Problem statement:
Pick out and copy every line below that has the word "交易快照".

Task input:
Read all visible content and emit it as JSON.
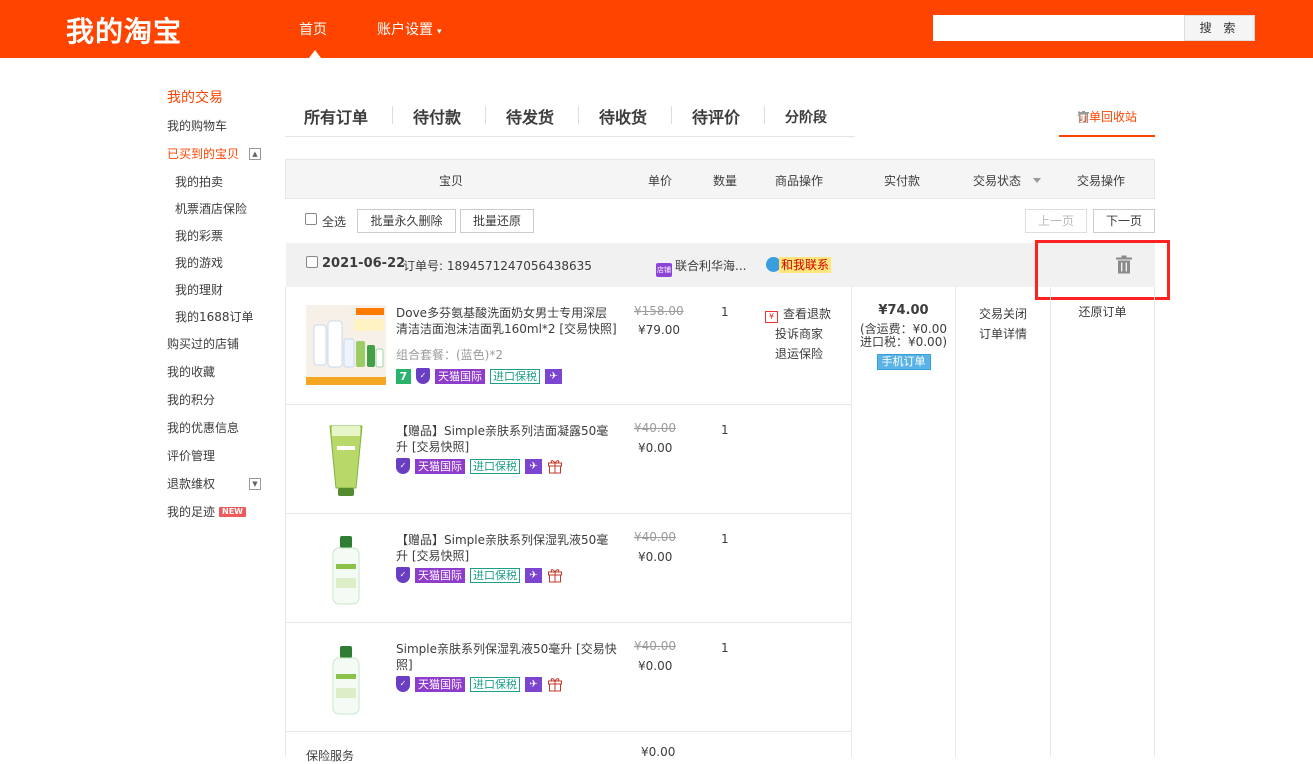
{
  "header": {
    "logo": "我的淘宝",
    "nav_home": "首页",
    "nav_account": "账户设置",
    "nav_account_caret": "▾",
    "search_placeholder": "",
    "search_button": "搜 索"
  },
  "sidebar": {
    "heading": "我的交易",
    "items": [
      {
        "label": "我的购物车"
      },
      {
        "label": "已买到的宝贝",
        "toggle": "▲"
      },
      {
        "label": "我的拍卖"
      },
      {
        "label": "机票酒店保险"
      },
      {
        "label": "我的彩票"
      },
      {
        "label": "我的游戏"
      },
      {
        "label": "我的理财"
      },
      {
        "label": "我的1688订单"
      },
      {
        "label": "购买过的店铺"
      },
      {
        "label": "我的收藏"
      },
      {
        "label": "我的积分"
      },
      {
        "label": "我的优惠信息"
      },
      {
        "label": "评价管理"
      },
      {
        "label": "退款维权",
        "toggle": "▼"
      },
      {
        "label": "我的足迹",
        "badge": "NEW"
      }
    ]
  },
  "tabs": [
    "所有订单",
    "待付款",
    "待发货",
    "待收货",
    "待评价",
    "分阶段"
  ],
  "recycle_bin": "订单回收站",
  "table_header": {
    "item": "宝贝",
    "unit_price": "单价",
    "quantity": "数量",
    "item_ops": "商品操作",
    "paid": "实付款",
    "status": "交易状态",
    "action": "交易操作"
  },
  "batch": {
    "select_all": "全选",
    "delete_forever": "批量永久删除",
    "restore": "批量还原",
    "prev": "上一页",
    "next": "下一页"
  },
  "order": {
    "date": "2021-06-22",
    "order_no_label": "订单号: 1894571247056438635",
    "shop_icon": "店铺",
    "shop": "联合利华海...",
    "contact": "和我联系",
    "items": [
      {
        "title": "Dove多芬氨基酸洗面奶女男士专用深层清洁洁面泡沫洁面乳160ml*2 [交易快照]",
        "spec": "组合套餐：(蓝色)*2",
        "old_price": "¥158.00",
        "price": "¥79.00",
        "qty": "1",
        "badge_seven": "7",
        "badge_tmall": "天猫国际",
        "badge_bonded": "进口保税"
      },
      {
        "title": "【赠品】Simple亲肤系列洁面凝露50毫升 [交易快照]",
        "old_price": "¥40.00",
        "price": "¥0.00",
        "qty": "1",
        "badge_tmall": "天猫国际",
        "badge_bonded": "进口保税"
      },
      {
        "title": "【赠品】Simple亲肤系列保湿乳液50毫升 [交易快照]",
        "old_price": "¥40.00",
        "price": "¥0.00",
        "qty": "1",
        "badge_tmall": "天猫国际",
        "badge_bonded": "进口保税"
      },
      {
        "title": "Simple亲肤系列保湿乳液50毫升 [交易快照]",
        "old_price": "¥40.00",
        "price": "¥0.00",
        "qty": "1",
        "badge_tmall": "天猫国际",
        "badge_bonded": "进口保税"
      }
    ],
    "extra_row_label": "保险服务",
    "extra_row_price": "¥0.00",
    "ops": {
      "refund_icon": "¥",
      "refund": "查看退款",
      "complain": "投诉商家",
      "insurance": "退运保险"
    },
    "payment": {
      "amount": "¥74.00",
      "shipping": "(含运费：¥0.00",
      "tax": "进口税：¥0.00)",
      "mobile": "手机订单"
    },
    "status": {
      "closed": "交易关闭",
      "detail": "订单详情"
    },
    "action": "还原订单"
  },
  "colors": {
    "brand": "#ff4400",
    "highlight": "#ff2222"
  }
}
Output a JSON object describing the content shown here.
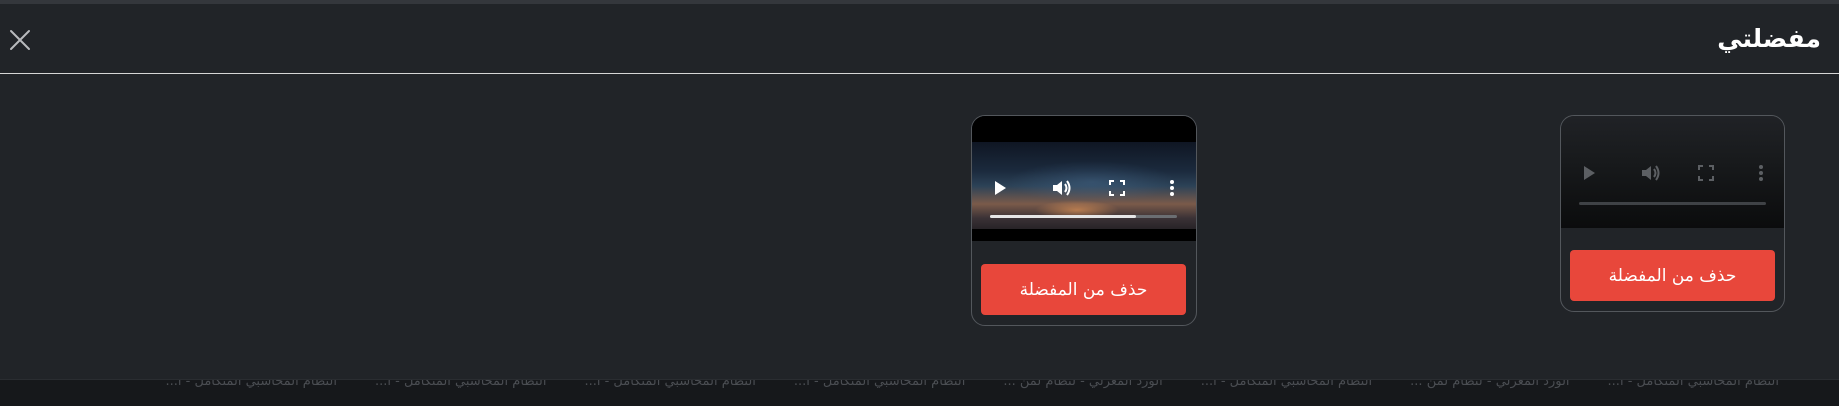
{
  "modal": {
    "title": "مفضلتي",
    "close_icon": "close-icon"
  },
  "favorites": [
    {
      "remove_label": "حذف من المفضلة",
      "progress": 0,
      "controls": [
        "play-icon",
        "volume-icon",
        "fullscreen-icon",
        "more-options-icon"
      ]
    },
    {
      "remove_label": "حذف من المفضلة",
      "progress": 0.78,
      "controls": [
        "play-icon",
        "volume-icon",
        "fullscreen-icon",
        "more-options-icon"
      ]
    }
  ],
  "background_titles": [
    "النظام المحاسبي المتكامل - ا...",
    "النظام المحاسبي المتكامل - ا...",
    "النظام المحاسبي المتكامل - ا...",
    "النظام المحاسبي المتكامل - ا...",
    "الورد المعزلي - لنظام لمن ...",
    "النظام المحاسبي المتكامل - ا...",
    "الورد المعزلي - لنظام لمن ...",
    "النظام المحاسبي المتكامل - ا..."
  ],
  "colors": {
    "accent_red": "#e8473b",
    "modal_bg": "#212428",
    "text": "#ffffff"
  }
}
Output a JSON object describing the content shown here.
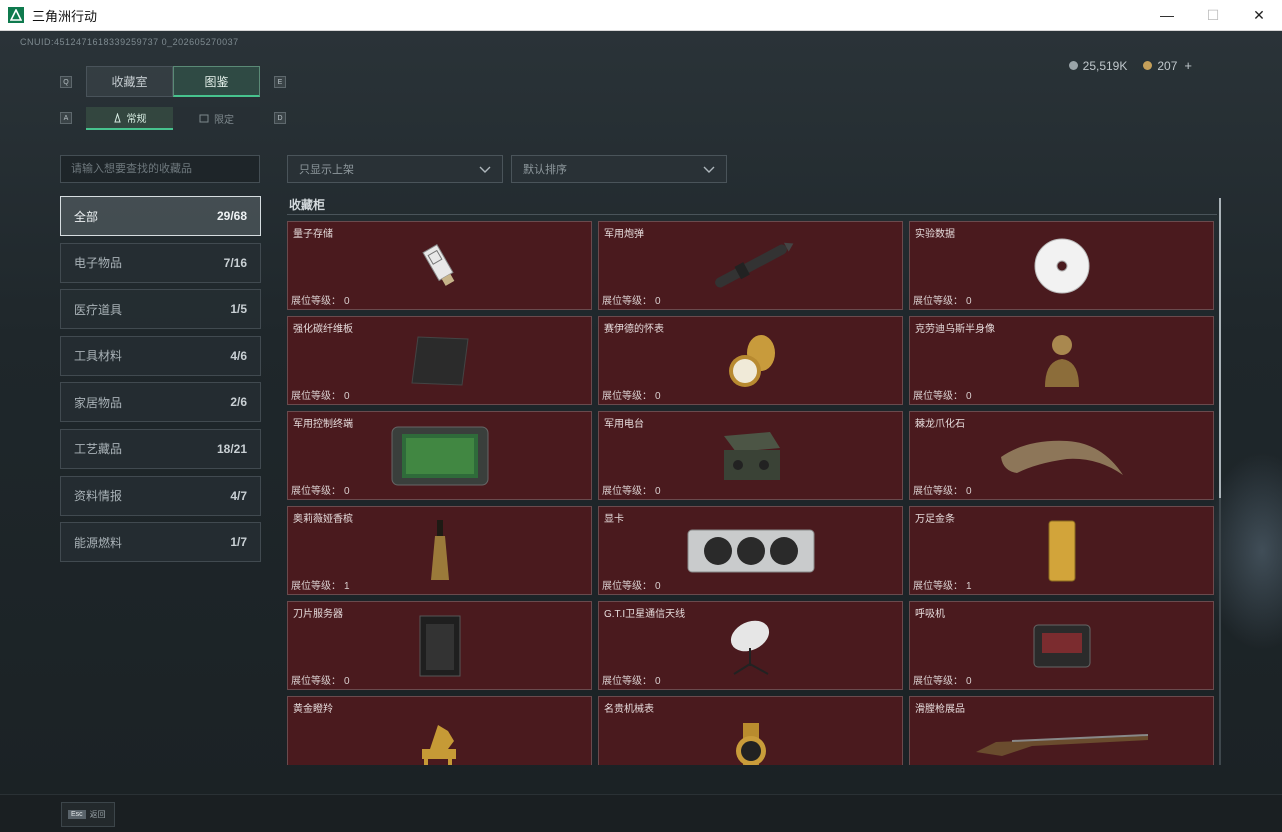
{
  "window": {
    "title": "三角洲行动",
    "icon": "delta-logo-icon",
    "controls": {
      "minimize": "—",
      "maximize": "☐",
      "close": "✕"
    }
  },
  "header": {
    "uid": "CNUID:4512471618339259737 0_202605270037",
    "currency": [
      {
        "icon": "silver-coin-icon",
        "value": "25,519K"
      },
      {
        "icon": "gold-coin-icon",
        "value": "207",
        "action": "+"
      }
    ]
  },
  "key_hints": {
    "prev_tab": "Q",
    "next_tab": "E",
    "prev_sub": "A",
    "next_sub": "D"
  },
  "tabs": [
    {
      "label": "收藏室",
      "active": false
    },
    {
      "label": "图鉴",
      "active": true
    }
  ],
  "subtabs": [
    {
      "label": "常规",
      "icon": "normal-icon",
      "active": true
    },
    {
      "label": "限定",
      "icon": "limited-icon",
      "active": false
    }
  ],
  "search": {
    "placeholder": "请输入想要查找的收藏品",
    "value": ""
  },
  "categories": [
    {
      "label": "全部",
      "count": "29/68",
      "active": true
    },
    {
      "label": "电子物品",
      "count": "7/16"
    },
    {
      "label": "医疗道具",
      "count": "1/5"
    },
    {
      "label": "工具材料",
      "count": "4/6"
    },
    {
      "label": "家居物品",
      "count": "2/6"
    },
    {
      "label": "工艺藏品",
      "count": "18/21"
    },
    {
      "label": "资料情报",
      "count": "4/7"
    },
    {
      "label": "能源燃料",
      "count": "1/7"
    }
  ],
  "filters": {
    "show_only": "只显示上架",
    "sort": "默认排序"
  },
  "section": {
    "title": "收藏柜"
  },
  "level_label": "展位等级：",
  "items": [
    {
      "name": "量子存储",
      "level": "0",
      "icon": "usb-drive-icon"
    },
    {
      "name": "军用炮弹",
      "level": "0",
      "icon": "artillery-shell-icon"
    },
    {
      "name": "实验数据",
      "level": "0",
      "icon": "disc-icon"
    },
    {
      "name": "强化碳纤维板",
      "level": "0",
      "icon": "carbon-plate-icon"
    },
    {
      "name": "赛伊德的怀表",
      "level": "0",
      "icon": "pocket-watch-icon"
    },
    {
      "name": "克劳迪乌斯半身像",
      "level": "0",
      "icon": "bust-icon"
    },
    {
      "name": "军用控制终端",
      "level": "0",
      "icon": "tablet-terminal-icon"
    },
    {
      "name": "军用电台",
      "level": "0",
      "icon": "radio-icon"
    },
    {
      "name": "棘龙爪化石",
      "level": "0",
      "icon": "claw-fossil-icon"
    },
    {
      "name": "奥莉薇娅香槟",
      "level": "1",
      "icon": "champagne-icon"
    },
    {
      "name": "显卡",
      "level": "0",
      "icon": "graphics-card-icon"
    },
    {
      "name": "万足金条",
      "level": "1",
      "icon": "gold-bar-icon"
    },
    {
      "name": "刀片服务器",
      "level": "0",
      "icon": "server-icon"
    },
    {
      "name": "G.T.I卫星通信天线",
      "level": "0",
      "icon": "satellite-dish-icon"
    },
    {
      "name": "呼吸机",
      "level": "0",
      "icon": "ventilator-icon"
    },
    {
      "name": "黄金瞪羚",
      "level": "",
      "icon": "gazelle-icon"
    },
    {
      "name": "名贵机械表",
      "level": "",
      "icon": "wristwatch-icon"
    },
    {
      "name": "滑膛枪展品",
      "level": "",
      "icon": "musket-icon"
    }
  ],
  "footer": {
    "key": "Esc",
    "label": "返回"
  },
  "colors": {
    "accent": "#47c38e",
    "card_bg": "#4a1a1e",
    "card_border": "#6a4a4d"
  }
}
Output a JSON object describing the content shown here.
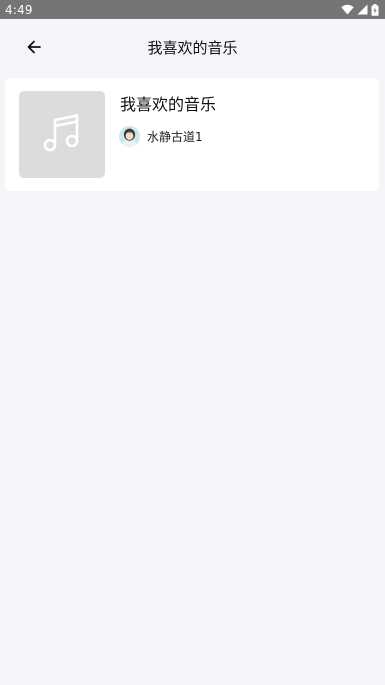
{
  "status_bar": {
    "time": "4:49",
    "icons": [
      "wifi-icon",
      "cellular-signal-icon",
      "battery-charging-icon"
    ]
  },
  "header": {
    "title": "我喜欢的音乐",
    "back_icon": "arrow-left-icon"
  },
  "playlist": {
    "name": "我喜欢的音乐",
    "cover_icon": "music-note-icon",
    "creator": {
      "name": "水静古道1",
      "avatar_icon": "user-avatar-icon"
    }
  },
  "colors": {
    "status_bar_bg": "#757575",
    "page_bg": "#f4f5f9",
    "card_bg": "#ffffff",
    "cover_bg": "#dcdcdc"
  }
}
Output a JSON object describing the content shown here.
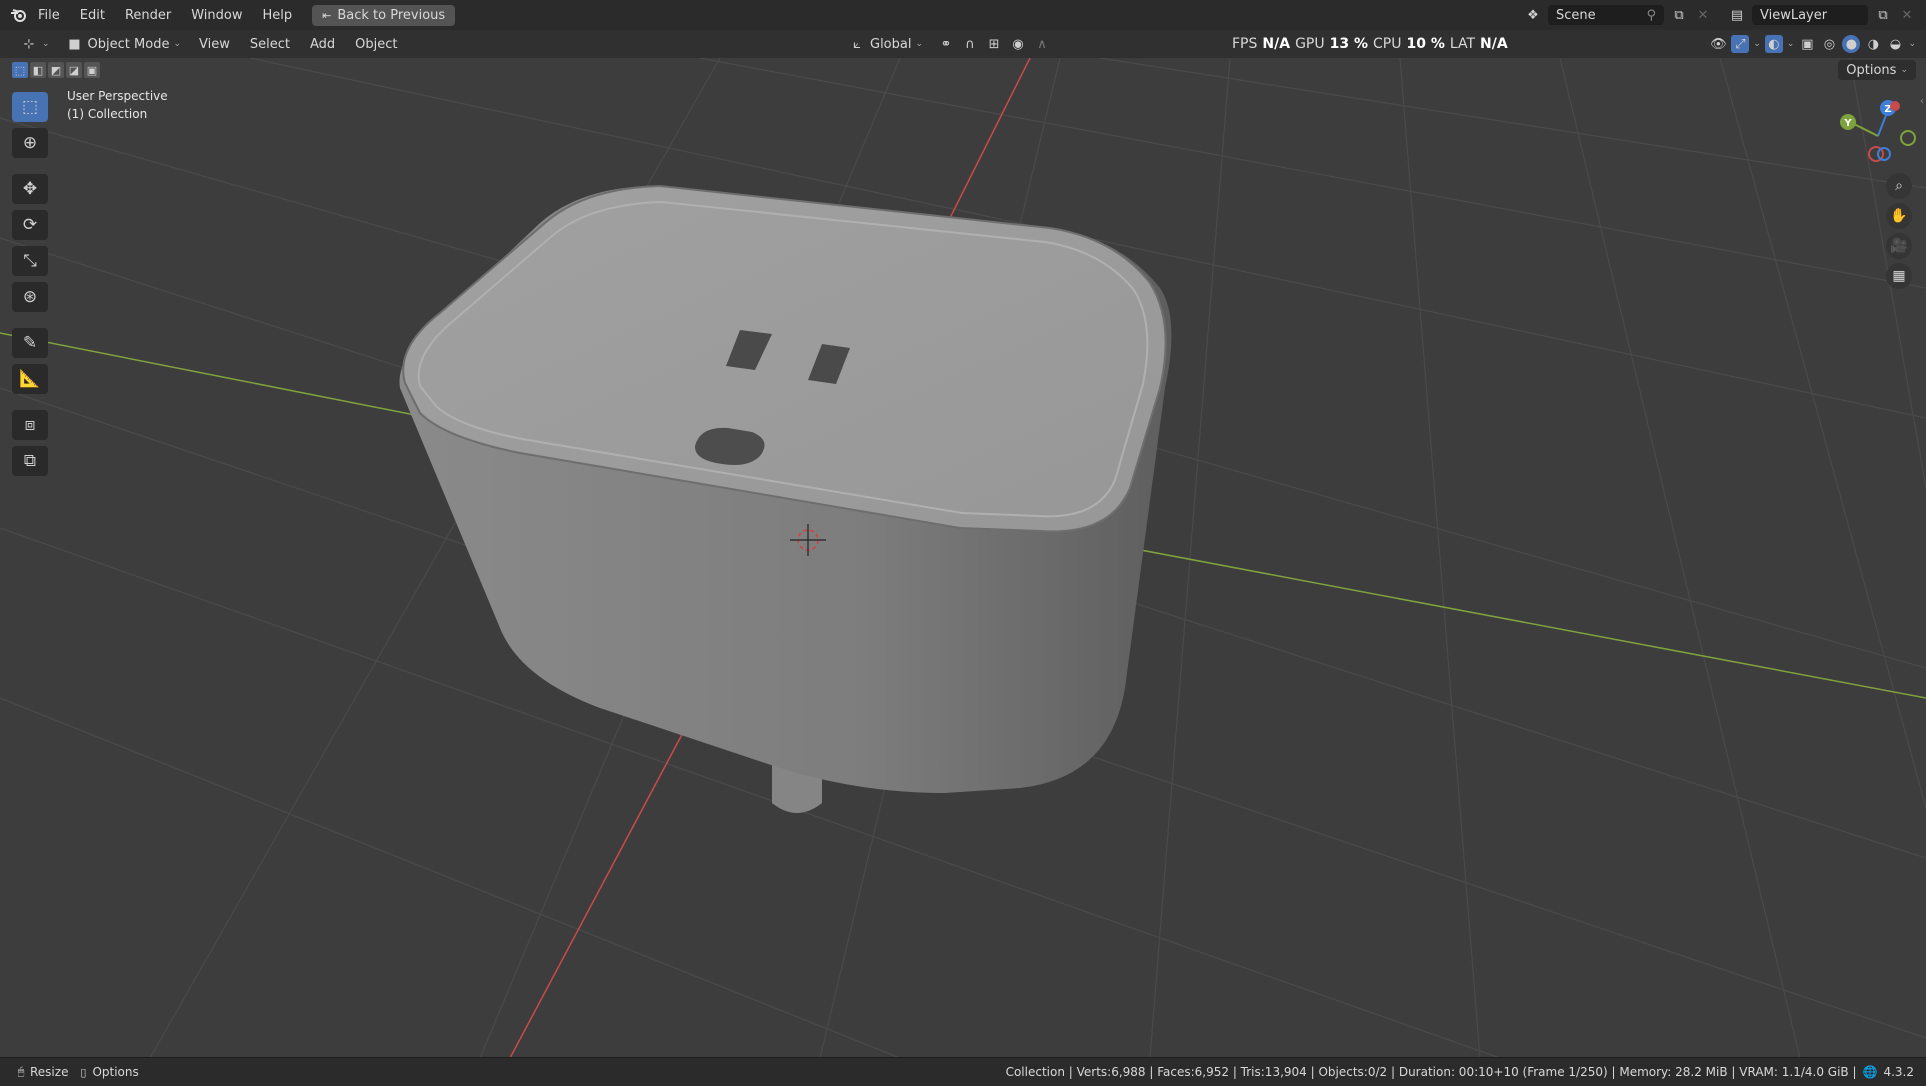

Answer to this task:
        "title": "Dove多芬氨基酸洗面奶女男士专用深层清洁洁面泡沫洁面乳160ml*2 [交易快照]",
        "title": "【赠品】Simple亲肤系列洁面凝露50毫升 [交易快照]",
        "title": "【赠品】Simple亲肤系列保湿乳液50毫升 [交易快照]",
        "title": "Simple亲肤系列保湿乳液50毫升 [交易快照]",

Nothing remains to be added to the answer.